Skip the images and copy each record exactly as written.

Recorded data
↓
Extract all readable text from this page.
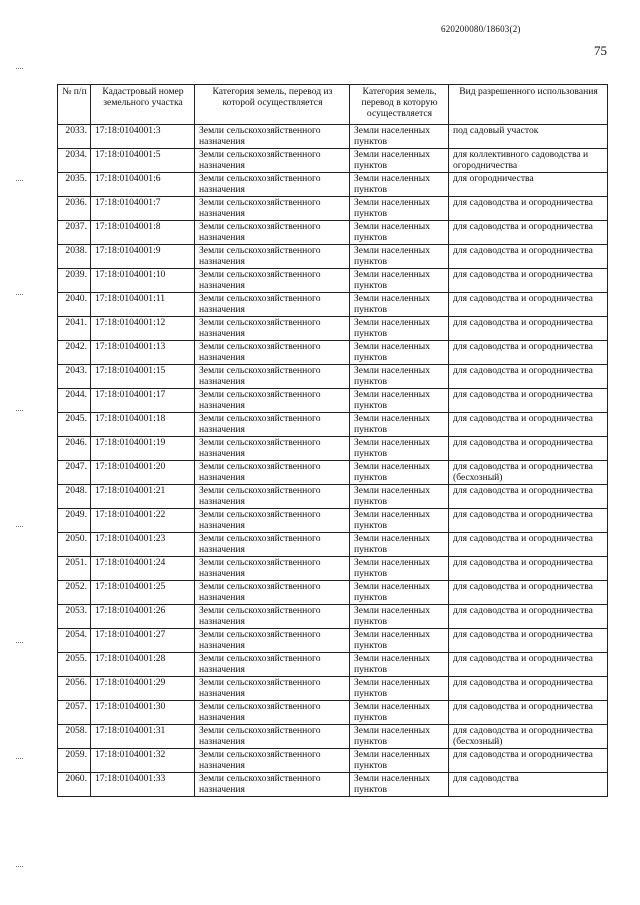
620200080/18603(2)
75
№ п/п	Кадастровый номер земельного участка	Категория земель, перевод из которой осуществляется	Категория земель, перевод в которую осуществляется	Вид разрешенного использования
2033.	17:18:0104001:3	Земли сельскохозяйственного назначения	Земли населенных пунктов	под садовый участок
2034.	17:18:0104001:5	Земли сельскохозяйственного назначения	Земли населенных пунктов	для коллективного садоводства и огородничества
2035.	17:18:0104001:6	Земли сельскохозяйственного назначения	Земли населенных пунктов	для огородничества
2036.	17:18:0104001:7	Земли сельскохозяйственного назначения	Земли населенных пунктов	для садоводства и огородничества
2037.	17:18:0104001:8	Земли сельскохозяйственного назначения	Земли населенных пунктов	для садоводства и огородничества
2038.	17:18:0104001:9	Земли сельскохозяйственного назначения	Земли населенных пунктов	для садоводства и огородничества
2039.	17:18:0104001:10	Земли сельскохозяйственного назначения	Земли населенных пунктов	для садоводства и огородничества
2040.	17:18:0104001:11	Земли сельскохозяйственного назначения	Земли населенных пунктов	для садоводства и огородничества
2041.	17:18:0104001:12	Земли сельскохозяйственного назначения	Земли населенных пунктов	для садоводства и огородничества
2042.	17:18:0104001:13	Земли сельскохозяйственного назначения	Земли населенных пунктов	для садоводства и огородничества
2043.	17:18:0104001:15	Земли сельскохозяйственного назначения	Земли населенных пунктов	для садоводства и огородничества
2044.	17:18:0104001:17	Земли сельскохозяйственного назначения	Земли населенных пунктов	для садоводства и огородничества
2045.	17:18:0104001:18	Земли сельскохозяйственного назначения	Земли населенных пунктов	для садоводства и огородничества
2046.	17:18:0104001:19	Земли сельскохозяйственного назначения	Земли населенных пунктов	для садоводства и огородничества
2047.	17:18:0104001:20	Земли сельскохозяйственного назначения	Земли населенных пунктов	для садоводства и огородничества (бесхозный)
2048.	17:18:0104001:21	Земли сельскохозяйственного назначения	Земли населенных пунктов	для садоводства и огородничества
2049.	17:18:0104001:22	Земли сельскохозяйственного назначения	Земли населенных пунктов	для садоводства и огородничества
2050.	17:18:0104001:23	Земли сельскохозяйственного назначения	Земли населенных пунктов	для садоводства и огородничества
2051.	17:18:0104001:24	Земли сельскохозяйственного назначения	Земли населенных пунктов	для садоводства и огородничества
2052.	17:18:0104001:25	Земли сельскохозяйственного назначения	Земли населенных пунктов	для садоводства и огородничества
2053.	17:18:0104001:26	Земли сельскохозяйственного назначения	Земли населенных пунктов	для садоводства и огородничества
2054.	17:18:0104001:27	Земли сельскохозяйственного назначения	Земли населенных пунктов	для садоводства и огородничества
2055.	17:18:0104001:28	Земли сельскохозяйственного назначения	Земли населенных пунктов	для садоводства и огородничества
2056.	17:18:0104001:29	Земли сельскохозяйственного назначения	Земли населенных пунктов	для садоводства и огородничества
2057.	17:18:0104001:30	Земли сельскохозяйственного назначения	Земли населенных пунктов	для садоводства и огородничества
2058.	17:18:0104001:31	Земли сельскохозяйственного назначения	Земли населенных пунктов	для садоводства и огородничества (бесхозный)
2059.	17:18:0104001:32	Земли сельскохозяйственного назначения	Земли населенных пунктов	для садоводства и огородничества
2060.	17:18:0104001:33	Земли сельскохозяйственного назначения	Земли населенных пунктов	для садоводства
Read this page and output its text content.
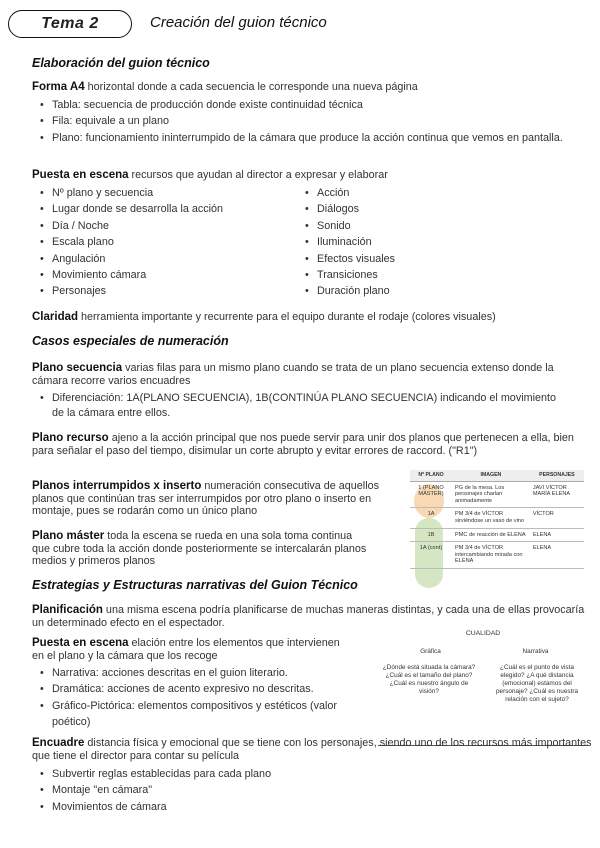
Tema 2	Creación del guion técnico
Elaboración del guion técnico
Forma A4 horizontal donde a cada secuencia le corresponde una nueva página
• Tabla: secuencia de producción donde existe continuidad técnica
• Fila: equivale a un plano
• Plano: funcionamiento ininterrumpido de la cámara que produce la acción continua que vemos en pantalla.
Puesta en escena recursos que ayudan al director a expresar y elaborar
• Nº plano y secuencia
• Lugar donde se desarrolla la acción
• Día / Noche
• Escala plano
• Angulación
• Movimiento cámara
• Personajes
• Acción
• Diálogos
• Sonido
• Iluminación
• Efectos visuales
• Transiciones
• Duración plano
Claridad herramienta importante y recurrente para el equipo durante el rodaje (colores visuales)
Casos especiales de numeración
Plano secuencia varias filas para un mismo plano cuando se trata de un plano secuencia extenso donde la cámara recorre varios encuadres
• Diferenciación: 1A(PLANO SECUENCIA), 1B(CONTINÚA PLANO SECUENCIA) indicando el movimiento de la cámara entre ellos.
Plano recurso ajeno a la acción principal que nos puede servir para unir dos planos que pertenecen a ella, bien para señalar el paso del tiempo, disimular un corte abrupto y evitar errores de raccord. ("R1")
Planos interrumpidos x inserto numeración consecutiva de aquellos planos que continúan tras ser interrumpidos por otro plano o inserto en montaje, pues se rodarán como un único plano
Plano máster toda la escena se rueda en una sola toma continua que cubre toda la acción donde posteriormente se intercalarán planos medios y primeros planos
Nº PLANO	IMAGEN	PERSONAJES
1 (PLANO MÁSTER)	PG de la mesa. Los personajes charlan animadamente	JAVI VÍCTOR MARÍA ELENA
1A	PM 3/4 de VÍCTOR sirviéndose un vaso de vino	VÍCTOR
1B	PMC de reacción de ELENA	ELENA
1A (cont)	PM 3/4 de VÍCTOR intercambiando mirada con ELENA	ELENA
Estrategias y Estructuras narrativas del Guion Técnico
Planificación una misma escena podría planificarse de muchas maneras distintas, y cada una de ellas provocaría un determinado efecto en el espectador.
Puesta en escena elación entre los elementos que intervienen en el plano y la cámara que los recoge
• Narrativa: acciones descritas en el guion literario.
• Dramática: acciones de acento expresivo no descritas.
• Gráfico-Pictórica: elementos compositivos y estéticos (valor poético)
CUALIDAD
Gráfica	Narrativa
¿Dónde está situada la cámara? ¿Cuál es el tamaño del plano? ¿Cuál es nuestro ángulo de visión?
¿Cuál es el punto de vista elegido? ¿A qué distancia (emocional) estamos del personaje? ¿Cuál es nuestra relación con el sujeto?
Encuadre distancia física y emocional que se tiene con los personajes, siendo uno de los recursos más importantes que tiene el director para contar su película
• Subvertir reglas establecidas para cada plano
• Montaje "en cámara"
• Movimientos de cámara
↑
Task result:
Extract all readable text from this page.
620200080/18603(2)
75
№ п/п	Кадастровый номер земельного участка	Категория земель, перевод из которой осуществляется	Категория земель, перевод в которую осуществляется	Вид разрешенного использования
2033.	17:18:0104001:3	Земли сельскохозяйственного назначения	Земли населенных пунктов	под садовый участок
2034.	17:18:0104001:5	Земли сельскохозяйственного назначения	Земли населенных пунктов	для коллективного садоводства и огородничества
2035.	17:18:0104001:6	Земли сельскохозяйственного назначения	Земли населенных пунктов	для огородничества
2036.	17:18:0104001:7	Земли сельскохозяйственного назначения	Земли населенных пунктов	для садоводства и огородничества
2037.	17:18:0104001:8	Земли сельскохозяйственного назначения	Земли населенных пунктов	для садоводства и огородничества
2038.	17:18:0104001:9	Земли сельскохозяйственного назначения	Земли населенных пунктов	для садоводства и огородничества
2039.	17:18:0104001:10	Земли сельскохозяйственного назначения	Земли населенных пунктов	для садоводства и огородничества
2040.	17:18:0104001:11	Земли сельскохозяйственного назначения	Земли населенных пунктов	для садоводства и огородничества
2041.	17:18:0104001:12	Земли сельскохозяйственного назначения	Земли населенных пунктов	для садоводства и огородничества
2042.	17:18:0104001:13	Земли сельскохозяйственного назначения	Земли населенных пунктов	для садоводства и огородничества
2043.	17:18:0104001:15	Земли сельскохозяйственного назначения	Земли населенных пунктов	для садоводства и огородничества
2044.	17:18:0104001:17	Земли сельскохозяйственного назначения	Земли населенных пунктов	для садоводства и огородничества
2045.	17:18:0104001:18	Земли сельскохозяйственного назначения	Земли населенных пунктов	для садоводства и огородничества
2046.	17:18:0104001:19	Земли сельскохозяйственного назначения	Земли населенных пунктов	для садоводства и огородничества
2047.	17:18:0104001:20	Земли сельскохозяйственного назначения	Земли населенных пунктов	для садоводства и огородничества (бесхозный)
2048.	17:18:0104001:21	Земли сельскохозяйственного назначения	Земли населенных пунктов	для садоводства и огородничества
2049.	17:18:0104001:22	Земли сельскохозяйственного назначения	Земли населенных пунктов	для садоводства и огородничества
2050.	17:18:0104001:23	Земли сельскохозяйственного назначения	Земли населенных пунктов	для садоводства и огородничества
2051.	17:18:0104001:24	Земли сельскохозяйственного назначения	Земли населенных пунктов	для садоводства и огородничества
2052.	17:18:0104001:25	Земли сельскохозяйственного назначения	Земли населенных пунктов	для садоводства и огородничества
2053.	17:18:0104001:26	Земли сельскохозяйственного назначения	Земли населенных пунктов	для садоводства и огородничества
2054.	17:18:0104001:27	Земли сельскохозяйственного назначения	Земли населенных пунктов	для садоводства и огородничества
2055.	17:18:0104001:28	Земли сельскохозяйственного назначения	Земли населенных пунктов	для садоводства и огородничества
2056.	17:18:0104001:29	Земли сельскохозяйственного назначения	Земли населенных пунктов	для садоводства и огородничества
2057.	17:18:0104001:30	Земли сельскохозяйственного назначения	Земли населенных пунктов	для садоводства и огородничества
2058.	17:18:0104001:31	Земли сельскохозяйственного назначения	Земли населенных пунктов	для садоводства и огородничества (бесхозный)
2059.	17:18:0104001:32	Земли сельскохозяйственного назначения	Земли населенных пунктов	для садоводства и огородничества
2060.	17:18:0104001:33	Земли сельскохозяйственного назначения	Земли населенных пунктов	для садоводства
Read this page and output its text content.
Tema 2	Creación del guion técnico
Elaboración del guion técnico
Forma A4 horizontal donde a cada secuencia le corresponde una nueva página
• Tabla: secuencia de producción donde existe continuidad técnica
• Fila: equivale a un plano
• Plano: funcionamiento ininterrumpido de la cámara que produce la acción continua que vemos en pantalla.
Puesta en escena recursos que ayudan al director a expresar y elaborar
• Nº plano y secuencia
• Lugar donde se desarrolla la acción
• Día / Noche
• Escala plano
• Angulación
• Movimiento cámara
• Personajes
• Acción
• Diálogos
• Sonido
• Iluminación
• Efectos visuales
• Transiciones
• Duración plano
Claridad herramienta importante y recurrente para el equipo durante el rodaje (colores visuales)
Casos especiales de numeración
Plano secuencia varias filas para un mismo plano cuando se trata de un plano secuencia extenso donde la cámara recorre varios encuadres
• Diferenciación: 1A(PLANO SECUENCIA), 1B(CONTINÚA PLANO SECUENCIA) indicando el movimiento de la cámara entre ellos.
Plano recurso ajeno a la acción principal que nos puede servir para unir dos planos que pertenecen a ella, bien para señalar el paso del tiempo, disimular un corte abrupto y evitar errores de raccord. ("R1")
Planos interrumpidos x inserto numeración consecutiva de aquellos planos que continúan tras ser interrumpidos por otro plano o inserto en montaje, pues se rodarán como un único plano
Plano máster toda la escena se rueda en una sola toma continua que cubre toda la acción donde posteriormente se intercalarán planos medios y primeros planos
Nº PLANO	IMAGEN	PERSONAJES
1 (PLANO MÁSTER)	PG de la mesa. Los personajes charlan animadamente	JAVI VÍCTOR MARÍA ELENA
1A	PM 3/4 de VÍCTOR sirviéndose un vaso de vino	VÍCTOR
1B	PMC de reacción de ELENA	ELENA
1A (cont)	PM 3/4 de VÍCTOR intercambiando mirada con ELENA	ELENA
Estrategias y Estructuras narrativas del Guion Técnico
Planificación una misma escena podría planificarse de muchas maneras distintas, y cada una de ellas provocaría un determinado efecto en el espectador.
Puesta en escena elación entre los elementos que intervienen en el plano y la cámara que los recoge
• Narrativa: acciones descritas en el guion literario.
• Dramática: acciones de acento expresivo no descritas.
• Gráfico-Pictórica: elementos compositivos y estéticos (valor poético)
CUALIDAD
Gráfica	Narrativa
¿Dónde está situada la cámara? ¿Cuál es el tamaño del plano? ¿Cuál es nuestro ángulo de visión?
¿Cuál es el punto de vista elegido? ¿A qué distancia (emocional) estamos del personaje? ¿Cuál es nuestra relación con el sujeto?
Encuadre distancia física y emocional que se tiene con los personajes, siendo uno de los recursos más importantes que tiene el director para contar su película
• Subvertir reglas establecidas para cada plano
• Montaje "en cámara"
• Movimientos de cámara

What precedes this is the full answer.